[Collected data entries]
────────────────────────────────────────
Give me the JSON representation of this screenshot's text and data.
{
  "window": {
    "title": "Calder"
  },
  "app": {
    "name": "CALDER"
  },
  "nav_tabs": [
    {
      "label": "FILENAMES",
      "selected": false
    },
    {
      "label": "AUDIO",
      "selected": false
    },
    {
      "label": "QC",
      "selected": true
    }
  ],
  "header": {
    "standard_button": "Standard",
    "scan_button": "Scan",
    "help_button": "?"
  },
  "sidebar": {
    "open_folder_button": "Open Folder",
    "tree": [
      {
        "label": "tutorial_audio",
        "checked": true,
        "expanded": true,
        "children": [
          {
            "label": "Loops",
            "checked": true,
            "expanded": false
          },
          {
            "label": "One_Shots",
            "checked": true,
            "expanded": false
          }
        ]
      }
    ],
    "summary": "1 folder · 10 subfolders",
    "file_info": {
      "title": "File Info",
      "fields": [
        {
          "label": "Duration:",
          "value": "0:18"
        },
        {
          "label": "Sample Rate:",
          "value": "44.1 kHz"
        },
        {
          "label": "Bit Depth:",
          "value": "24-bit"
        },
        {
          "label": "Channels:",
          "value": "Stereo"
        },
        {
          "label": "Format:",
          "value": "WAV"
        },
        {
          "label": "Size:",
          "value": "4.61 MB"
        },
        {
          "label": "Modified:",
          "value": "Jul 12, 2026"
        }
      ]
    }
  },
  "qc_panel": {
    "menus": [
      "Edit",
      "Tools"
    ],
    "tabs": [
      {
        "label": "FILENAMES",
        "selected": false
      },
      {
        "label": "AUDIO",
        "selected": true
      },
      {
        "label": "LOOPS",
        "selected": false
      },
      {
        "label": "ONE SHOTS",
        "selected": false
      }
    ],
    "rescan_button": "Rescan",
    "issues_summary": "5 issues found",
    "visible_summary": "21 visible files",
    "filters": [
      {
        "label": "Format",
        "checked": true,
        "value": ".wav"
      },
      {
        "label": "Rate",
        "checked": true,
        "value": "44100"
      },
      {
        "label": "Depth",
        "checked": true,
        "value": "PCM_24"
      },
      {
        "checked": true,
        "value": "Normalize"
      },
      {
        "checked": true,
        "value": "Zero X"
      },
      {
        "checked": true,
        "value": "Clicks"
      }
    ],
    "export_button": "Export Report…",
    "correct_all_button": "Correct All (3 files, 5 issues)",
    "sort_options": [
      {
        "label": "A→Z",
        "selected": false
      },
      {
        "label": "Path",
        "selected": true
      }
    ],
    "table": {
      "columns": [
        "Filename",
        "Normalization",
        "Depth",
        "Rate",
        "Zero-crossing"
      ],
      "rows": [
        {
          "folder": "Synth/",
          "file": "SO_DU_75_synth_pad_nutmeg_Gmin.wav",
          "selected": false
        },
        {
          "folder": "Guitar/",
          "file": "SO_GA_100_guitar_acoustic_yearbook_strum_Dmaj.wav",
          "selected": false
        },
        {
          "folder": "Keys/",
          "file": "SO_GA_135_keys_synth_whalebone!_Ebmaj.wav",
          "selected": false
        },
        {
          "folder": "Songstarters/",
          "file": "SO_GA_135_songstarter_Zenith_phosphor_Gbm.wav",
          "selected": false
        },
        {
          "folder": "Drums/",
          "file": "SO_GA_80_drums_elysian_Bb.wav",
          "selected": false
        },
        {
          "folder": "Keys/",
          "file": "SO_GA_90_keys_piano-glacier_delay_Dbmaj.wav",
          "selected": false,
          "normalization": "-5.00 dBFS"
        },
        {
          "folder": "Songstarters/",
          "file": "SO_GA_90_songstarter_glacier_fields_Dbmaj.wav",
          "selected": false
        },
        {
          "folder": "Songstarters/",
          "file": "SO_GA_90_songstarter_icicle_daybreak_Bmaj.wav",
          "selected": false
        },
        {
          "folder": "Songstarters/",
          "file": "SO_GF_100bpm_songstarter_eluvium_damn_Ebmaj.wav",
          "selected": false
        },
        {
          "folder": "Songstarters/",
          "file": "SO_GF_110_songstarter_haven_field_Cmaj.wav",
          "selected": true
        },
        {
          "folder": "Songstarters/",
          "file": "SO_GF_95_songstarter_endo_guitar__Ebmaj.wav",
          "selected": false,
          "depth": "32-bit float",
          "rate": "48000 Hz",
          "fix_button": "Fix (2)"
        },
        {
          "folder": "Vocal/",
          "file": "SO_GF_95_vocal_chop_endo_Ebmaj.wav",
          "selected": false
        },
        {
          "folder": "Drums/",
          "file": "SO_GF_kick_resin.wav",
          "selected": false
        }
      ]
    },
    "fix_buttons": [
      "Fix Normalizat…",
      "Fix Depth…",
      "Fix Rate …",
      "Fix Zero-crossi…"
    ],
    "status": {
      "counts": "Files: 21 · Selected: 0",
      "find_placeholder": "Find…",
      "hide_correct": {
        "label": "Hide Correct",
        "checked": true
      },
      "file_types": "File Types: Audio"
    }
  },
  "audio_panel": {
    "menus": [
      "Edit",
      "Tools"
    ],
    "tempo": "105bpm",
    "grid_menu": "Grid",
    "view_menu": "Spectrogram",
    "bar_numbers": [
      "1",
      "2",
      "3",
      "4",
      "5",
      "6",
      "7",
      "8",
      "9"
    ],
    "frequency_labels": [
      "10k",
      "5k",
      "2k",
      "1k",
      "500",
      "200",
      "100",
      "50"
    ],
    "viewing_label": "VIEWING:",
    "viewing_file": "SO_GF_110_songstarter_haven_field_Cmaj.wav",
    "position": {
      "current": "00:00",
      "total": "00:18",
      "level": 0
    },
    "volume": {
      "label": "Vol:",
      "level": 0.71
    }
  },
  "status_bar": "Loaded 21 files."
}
────────────────────────────────────────
What is needed:
Write out the data exactly as it stands.

Solution:
Give me the JSON representation of this screenshot's text and data.
{
  "window": {
    "title": "Calder"
  },
  "app": {
    "name": "CALDER"
  },
  "nav_tabs": [
    {
      "label": "FILENAMES",
      "selected": false
    },
    {
      "label": "AUDIO",
      "selected": false
    },
    {
      "label": "QC",
      "selected": true
    }
  ],
  "header": {
    "standard_button": "Standard",
    "scan_button": "Scan",
    "help_button": "?"
  },
  "sidebar": {
    "open_folder_button": "Open Folder",
    "tree": [
      {
        "label": "tutorial_audio",
        "checked": true,
        "expanded": true,
        "children": [
          {
            "label": "Loops",
            "checked": true,
            "expanded": false
          },
          {
            "label": "One_Shots",
            "checked": true,
            "expanded": false
          }
        ]
      }
    ],
    "summary": "1 folder · 10 subfolders",
    "file_info": {
      "title": "File Info",
      "fields": [
        {
          "label": "Duration:",
          "value": "0:18"
        },
        {
          "label": "Sample Rate:",
          "value": "44.1 kHz"
        },
        {
          "label": "Bit Depth:",
          "value": "24-bit"
        },
        {
          "label": "Channels:",
          "value": "Stereo"
        },
        {
          "label": "Format:",
          "value": "WAV"
        },
        {
          "label": "Size:",
          "value": "4.61 MB"
        },
        {
          "label": "Modified:",
          "value": "Jul 12, 2026"
        }
      ]
    }
  },
  "qc_panel": {
    "menus": [
      "Edit",
      "Tools"
    ],
    "tabs": [
      {
        "label": "FILENAMES",
        "selected": false
      },
      {
        "label": "AUDIO",
        "selected": true
      },
      {
        "label": "LOOPS",
        "selected": false
      },
      {
        "label": "ONE SHOTS",
        "selected": false
      }
    ],
    "rescan_button": "Rescan",
    "issues_summary": "5 issues found",
    "visible_summary": "21 visible files",
    "filters": [
      {
        "label": "Format",
        "checked": true,
        "value": ".wav"
      },
      {
        "label": "Rate",
        "checked": true,
        "value": "44100"
      },
      {
        "label": "Depth",
        "checked": true,
        "value": "PCM_24"
      },
      {
        "checked": true,
        "value": "Normalize"
      },
      {
        "checked": true,
        "value": "Zero X"
      },
      {
        "checked": true,
        "value": "Clicks"
      }
    ],
    "export_button": "Export Report…",
    "correct_all_button": "Correct All (3 files, 5 issues)",
    "sort_options": [
      {
        "label": "A→Z",
        "selected": false
      },
      {
        "label": "Path",
        "selected": true
      }
    ],
    "table": {
      "columns": [
        "Filename",
        "Normalization",
        "Depth",
        "Rate",
        "Zero-crossing"
      ],
      "rows": [
        {
          "folder": "Synth/",
          "file": "SO_DU_75_synth_pad_nutmeg_Gmin.wav",
          "selected": false
        },
        {
          "folder": "Guitar/",
          "file": "SO_GA_100_guitar_acoustic_yearbook_strum_Dmaj.wav",
          "selected": false
        },
        {
          "folder": "Keys/",
          "file": "SO_GA_135_keys_synth_whalebone!_Ebmaj.wav",
          "selected": false
        },
        {
          "folder": "Songstarters/",
          "file": "SO_GA_135_songstarter_Zenith_phosphor_Gbm.wav",
          "selected": false
        },
        {
          "folder": "Drums/",
          "file": "SO_GA_80_drums_elysian_Bb.wav",
          "selected": false
        },
        {
          "folder": "Keys/",
          "file": "SO_GA_90_keys_piano-glacier_delay_Dbmaj.wav",
          "selected": false,
          "normalization": "-5.00 dBFS"
        },
        {
          "folder": "Songstarters/",
          "file": "SO_GA_90_songstarter_glacier_fields_Dbmaj.wav",
          "selected": false
        },
        {
          "folder": "Songstarters/",
          "file": "SO_GA_90_songstarter_icicle_daybreak_Bmaj.wav",
          "selected": false
        },
        {
          "folder": "Songstarters/",
          "file": "SO_GF_100bpm_songstarter_eluvium_damn_Ebmaj.wav",
          "selected": false
        },
        {
          "folder": "Songstarters/",
          "file": "SO_GF_110_songstarter_haven_field_Cmaj.wav",
          "selected": true
        },
        {
          "folder": "Songstarters/",
          "file": "SO_GF_95_songstarter_endo_guitar__Ebmaj.wav",
          "selected": false,
          "depth": "32-bit float",
          "rate": "48000 Hz",
          "fix_button": "Fix (2)"
        },
        {
          "folder": "Vocal/",
          "file": "SO_GF_95_vocal_chop_endo_Ebmaj.wav",
          "selected": false
        },
        {
          "folder": "Drums/",
          "file": "SO_GF_kick_resin.wav",
          "selected": false
        }
      ]
    },
    "fix_buttons": [
      "Fix Normalizat…",
      "Fix Depth…",
      "Fix Rate …",
      "Fix Zero-crossi…"
    ],
    "status": {
      "counts": "Files: 21 · Selected: 0",
      "find_placeholder": "Find…",
      "hide_correct": {
        "label": "Hide Correct",
        "checked": true
      },
      "file_types": "File Types: Audio"
    }
  },
  "audio_panel": {
    "menus": [
      "Edit",
      "Tools"
    ],
    "tempo": "105bpm",
    "grid_menu": "Grid",
    "view_menu": "Spectrogram",
    "bar_numbers": [
      "1",
      "2",
      "3",
      "4",
      "5",
      "6",
      "7",
      "8",
      "9"
    ],
    "frequency_labels": [
      "10k",
      "5k",
      "2k",
      "1k",
      "500",
      "200",
      "100",
      "50"
    ],
    "viewing_label": "VIEWING:",
    "viewing_file": "SO_GF_110_songstarter_haven_field_Cmaj.wav",
    "position": {
      "current": "00:00",
      "total": "00:18",
      "level": 0
    },
    "volume": {
      "label": "Vol:",
      "level": 0.71
    }
  },
  "status_bar": "Loaded 21 files."
}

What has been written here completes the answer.